■ **Directive**: Convert every item below into a JSON list of strings with one string per line, omitting any blank lines.

====== Excerpted records ======

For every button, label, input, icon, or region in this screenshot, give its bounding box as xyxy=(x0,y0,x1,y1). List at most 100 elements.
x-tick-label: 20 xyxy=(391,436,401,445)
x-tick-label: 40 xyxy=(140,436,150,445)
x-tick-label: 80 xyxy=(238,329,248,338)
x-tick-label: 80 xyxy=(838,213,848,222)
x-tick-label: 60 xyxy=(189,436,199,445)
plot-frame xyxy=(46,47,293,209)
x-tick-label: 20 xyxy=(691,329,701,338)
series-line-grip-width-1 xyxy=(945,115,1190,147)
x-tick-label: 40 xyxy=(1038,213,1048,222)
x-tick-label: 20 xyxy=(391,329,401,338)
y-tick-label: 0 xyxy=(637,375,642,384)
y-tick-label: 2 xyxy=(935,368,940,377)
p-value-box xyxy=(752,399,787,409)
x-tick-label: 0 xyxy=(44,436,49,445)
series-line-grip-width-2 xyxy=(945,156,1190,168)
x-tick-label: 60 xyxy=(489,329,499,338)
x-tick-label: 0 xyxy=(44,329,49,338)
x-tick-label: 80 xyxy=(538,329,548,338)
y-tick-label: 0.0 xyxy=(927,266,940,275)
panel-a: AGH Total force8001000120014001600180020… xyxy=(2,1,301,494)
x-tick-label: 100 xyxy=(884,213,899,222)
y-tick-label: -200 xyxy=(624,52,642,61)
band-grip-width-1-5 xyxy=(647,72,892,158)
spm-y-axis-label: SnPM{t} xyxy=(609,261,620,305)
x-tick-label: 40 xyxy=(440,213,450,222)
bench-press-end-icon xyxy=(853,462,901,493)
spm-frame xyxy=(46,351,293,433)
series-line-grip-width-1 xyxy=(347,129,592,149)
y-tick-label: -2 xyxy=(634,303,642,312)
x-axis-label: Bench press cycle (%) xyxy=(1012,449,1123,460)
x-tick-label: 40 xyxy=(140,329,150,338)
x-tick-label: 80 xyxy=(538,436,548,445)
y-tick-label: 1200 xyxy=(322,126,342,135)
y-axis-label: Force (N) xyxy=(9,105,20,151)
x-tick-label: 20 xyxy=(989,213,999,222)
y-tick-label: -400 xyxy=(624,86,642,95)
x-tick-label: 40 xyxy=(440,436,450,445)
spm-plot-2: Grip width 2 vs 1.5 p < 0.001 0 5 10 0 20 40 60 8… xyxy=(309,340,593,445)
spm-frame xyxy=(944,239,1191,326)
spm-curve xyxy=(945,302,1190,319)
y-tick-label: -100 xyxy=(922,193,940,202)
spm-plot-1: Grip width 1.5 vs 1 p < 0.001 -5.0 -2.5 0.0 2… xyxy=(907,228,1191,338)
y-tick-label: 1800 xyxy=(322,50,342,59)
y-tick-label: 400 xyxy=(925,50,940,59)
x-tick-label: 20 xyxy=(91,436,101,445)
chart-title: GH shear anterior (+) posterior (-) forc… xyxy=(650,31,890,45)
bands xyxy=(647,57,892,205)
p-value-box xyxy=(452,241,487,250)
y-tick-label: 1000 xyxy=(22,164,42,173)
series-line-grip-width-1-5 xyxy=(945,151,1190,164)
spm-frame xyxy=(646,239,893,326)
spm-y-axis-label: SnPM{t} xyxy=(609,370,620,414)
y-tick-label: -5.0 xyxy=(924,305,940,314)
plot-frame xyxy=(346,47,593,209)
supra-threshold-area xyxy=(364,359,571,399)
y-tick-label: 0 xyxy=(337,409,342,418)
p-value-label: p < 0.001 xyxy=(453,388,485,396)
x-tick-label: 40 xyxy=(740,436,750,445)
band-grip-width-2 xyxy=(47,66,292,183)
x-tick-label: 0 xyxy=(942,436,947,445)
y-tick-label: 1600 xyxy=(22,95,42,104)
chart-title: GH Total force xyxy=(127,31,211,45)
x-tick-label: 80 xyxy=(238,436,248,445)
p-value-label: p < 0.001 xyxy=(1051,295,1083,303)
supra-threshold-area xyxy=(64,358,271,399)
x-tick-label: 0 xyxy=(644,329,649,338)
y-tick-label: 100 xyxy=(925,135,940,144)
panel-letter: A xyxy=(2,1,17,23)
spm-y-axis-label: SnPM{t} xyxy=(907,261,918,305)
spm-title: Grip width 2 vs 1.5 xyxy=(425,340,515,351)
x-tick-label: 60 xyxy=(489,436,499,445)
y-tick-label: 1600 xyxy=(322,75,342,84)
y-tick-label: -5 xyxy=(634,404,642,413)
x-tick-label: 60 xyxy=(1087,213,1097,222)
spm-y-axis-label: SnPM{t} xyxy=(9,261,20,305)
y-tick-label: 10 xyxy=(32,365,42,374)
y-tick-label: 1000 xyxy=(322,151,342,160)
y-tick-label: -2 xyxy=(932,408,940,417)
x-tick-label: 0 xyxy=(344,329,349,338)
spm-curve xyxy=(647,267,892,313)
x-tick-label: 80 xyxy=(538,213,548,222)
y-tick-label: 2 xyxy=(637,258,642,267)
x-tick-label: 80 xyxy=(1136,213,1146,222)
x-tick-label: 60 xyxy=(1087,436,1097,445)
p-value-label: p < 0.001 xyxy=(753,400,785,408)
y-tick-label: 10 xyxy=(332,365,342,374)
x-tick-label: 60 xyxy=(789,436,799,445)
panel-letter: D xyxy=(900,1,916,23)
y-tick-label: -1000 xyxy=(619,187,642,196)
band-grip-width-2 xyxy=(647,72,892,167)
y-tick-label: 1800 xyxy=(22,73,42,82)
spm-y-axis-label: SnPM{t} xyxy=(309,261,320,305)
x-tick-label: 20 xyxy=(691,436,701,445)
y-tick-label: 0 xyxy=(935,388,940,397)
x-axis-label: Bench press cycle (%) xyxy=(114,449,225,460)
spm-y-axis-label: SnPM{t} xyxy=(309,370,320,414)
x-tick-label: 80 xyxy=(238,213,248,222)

======

■ **Solution to this problem**:
[
  "For every button, label, input, icon, or region in this screenshot, give its bounding box as xyxy=(x0,y0,x1,y1). List at most 100 elements.",
  "x-tick-label: 20 xyxy=(391,436,401,445)",
  "x-tick-label: 40 xyxy=(140,436,150,445)",
  "x-tick-label: 80 xyxy=(238,329,248,338)",
  "x-tick-label: 80 xyxy=(838,213,848,222)",
  "x-tick-label: 60 xyxy=(189,436,199,445)",
  "plot-frame xyxy=(46,47,293,209)",
  "x-tick-label: 20 xyxy=(691,329,701,338)",
  "series-line-grip-width-1 xyxy=(945,115,1190,147)",
  "x-tick-label: 40 xyxy=(1038,213,1048,222)",
  "x-tick-label: 20 xyxy=(391,329,401,338)",
  "y-tick-label: 0 xyxy=(637,375,642,384)",
  "y-tick-label: 2 xyxy=(935,368,940,377)",
  "p-value-box xyxy=(752,399,787,409)",
  "x-tick-label: 0 xyxy=(44,436,49,445)",
  "series-line-grip-width-2 xyxy=(945,156,1190,168)",
  "x-tick-label: 60 xyxy=(489,329,499,338)",
  "x-tick-label: 0 xyxy=(44,329,49,338)",
  "x-tick-label: 80 xyxy=(538,329,548,338)",
  "y-tick-label: 0.0 xyxy=(927,266,940,275)",
  "panel-a: AGH Total force8001000120014001600180020… xyxy=(2,1,301,494)",
  "x-tick-label: 100 xyxy=(884,213,899,222)",
  "y-tick-label: -200 xyxy=(624,52,642,61)",
  "band-grip-width-1-5 xyxy=(647,72,892,158)",
  "spm-y-axis-label: SnPM{t} xyxy=(609,261,620,305)",
  "x-tick-label: 40 xyxy=(440,213,450,222)",
  "bench-press-end-icon xyxy=(853,462,901,493)",
  "spm-frame xyxy=(46,351,293,433)",
  "series-line-grip-width-1 xyxy=(347,129,592,149)",
  "y-tick-label: -2 xyxy=(634,303,642,312)",
  "x-axis-label: Bench press cycle (%) xyxy=(1012,449,1123,460)",
  "x-tick-label: 40 xyxy=(140,329,150,338)",
  "x-tick-label: 80 xyxy=(538,436,548,445)",
  "y-tick-label: 1200 xyxy=(322,126,342,135)",
  "y-axis-label: Force (N) xyxy=(9,105,20,151)",
  "x-tick-label: 20 xyxy=(989,213,999,222)",
  "y-tick-label: -400 xyxy=(624,86,642,95)",
  "x-tick-label: 40 xyxy=(440,436,450,445)",
  "spm-plot-2: Grip width 2 vs 1.5 p < 0.001 0 5 10 0 20 40 60 8… xyxy=(309,340,593,445)",
  "spm-frame xyxy=(944,239,1191,326)",
  "spm-curve xyxy=(945,302,1190,319)",
  "y-tick-label: -100 xyxy=(922,193,940,202)",
  "spm-plot-1: Grip width 1.5 vs 1 p < 0.001 -5.0 -2.5 0.0 2… xyxy=(907,228,1191,338)",
  "y-tick-label: 1800 xyxy=(322,50,342,59)",
  "y-tick-label: 400 xyxy=(925,50,940,59)",
  "x-tick-label: 20 xyxy=(91,436,101,445)",
  "chart-title: GH shear anterior (+) posterior (-) forc… xyxy=(650,31,890,45)",
  "bands xyxy=(647,57,892,205)",
  "p-value-box xyxy=(452,241,487,250)",
  "y-tick-label: 1000 xyxy=(22,164,42,173)",
  "series-line-grip-width-1-5 xyxy=(945,151,1190,164)",
  "spm-frame xyxy=(646,239,893,326)",
  "spm-y-axis-label: SnPM{t} xyxy=(609,370,620,414)",
  "y-tick-label: -5.0 xyxy=(924,305,940,314)",
  "plot-frame xyxy=(346,47,593,209)",
  "supra-threshold-area xyxy=(364,359,571,399)",
  "y-tick-label: 0 xyxy=(337,409,342,418)",
  "p-value-label: p < 0.001 xyxy=(453,388,485,396)",
  "x-tick-label: 40 xyxy=(740,436,750,445)",
  "band-grip-width-2 xyxy=(47,66,292,183)",
  "x-tick-label: 0 xyxy=(942,436,947,445)",
  "y-tick-label: 1600 xyxy=(22,95,42,104)",
  "chart-title: GH Total force xyxy=(127,31,211,45)",
  "x-tick-label: 80 xyxy=(238,436,248,445)",
  "p-value-label: p < 0.001 xyxy=(1051,295,1083,303)",
  "supra-threshold-area xyxy=(64,358,271,399)",
  "x-tick-label: 0 xyxy=(644,329,649,338)",
  "y-tick-label: 100 xyxy=(925,135,940,144)",
  "panel-letter: A xyxy=(2,1,17,23)",
  "spm-y-axis-label: SnPM{t} xyxy=(907,261,918,305)",
  "spm-title: Grip width 2 vs 1.5 xyxy=(425,340,515,351)",
  "x-tick-label: 60 xyxy=(489,436,499,445)",
  "y-tick-label: 1600 xyxy=(322,75,342,84)",
  "y-tick-label: -5 xyxy=(634,404,642,413)",
  "x-tick-label: 60 xyxy=(1087,213,1097,222)",
  "spm-y-axis-label: SnPM{t} xyxy=(9,261,20,305)",
  "y-tick-label: 10 xyxy=(32,365,42,374)",
  "y-tick-label: 1000 xyxy=(322,151,342,160)",
  "y-tick-label: -2 xyxy=(932,408,940,417)",
  "x-tick-label: 0 xyxy=(344,329,349,338)",
  "spm-curve xyxy=(647,267,892,313)",
  "x-tick-label: 80 xyxy=(538,213,548,222)",
  "y-tick-label: 2 xyxy=(637,258,642,267)",
  "x-tick-label: 80 xyxy=(1136,213,1146,222)",
  "x-tick-label: 60 xyxy=(1087,436,1097,445)",
  "p-value-label: p < 0.001 xyxy=(753,400,785,408)",
  "y-tick-label: 10 xyxy=(332,365,342,374)",
  "x-tick-label: 60 xyxy=(789,436,799,445)",
  "panel-letter: D xyxy=(900,1,916,23)",
  "y-tick-label: -1000 xyxy=(619,187,642,196)",
  "band-grip-width-2 xyxy=(647,72,892,167)",
  "y-tick-label: 1800 xyxy=(22,73,42,82)",
  "spm-y-axis-label: SnPM{t} xyxy=(309,261,320,305)",
  "x-tick-label: 20 xyxy=(691,436,701,445)",
  "y-tick-label: 0 xyxy=(935,388,940,397)",
  "x-axis-label: Bench press cycle (%) xyxy=(114,449,225,460)",
  "spm-y-axis-label: SnPM{t} xyxy=(309,370,320,414)",
  "x-tick-label: 80 xyxy=(238,213,248,222)"
]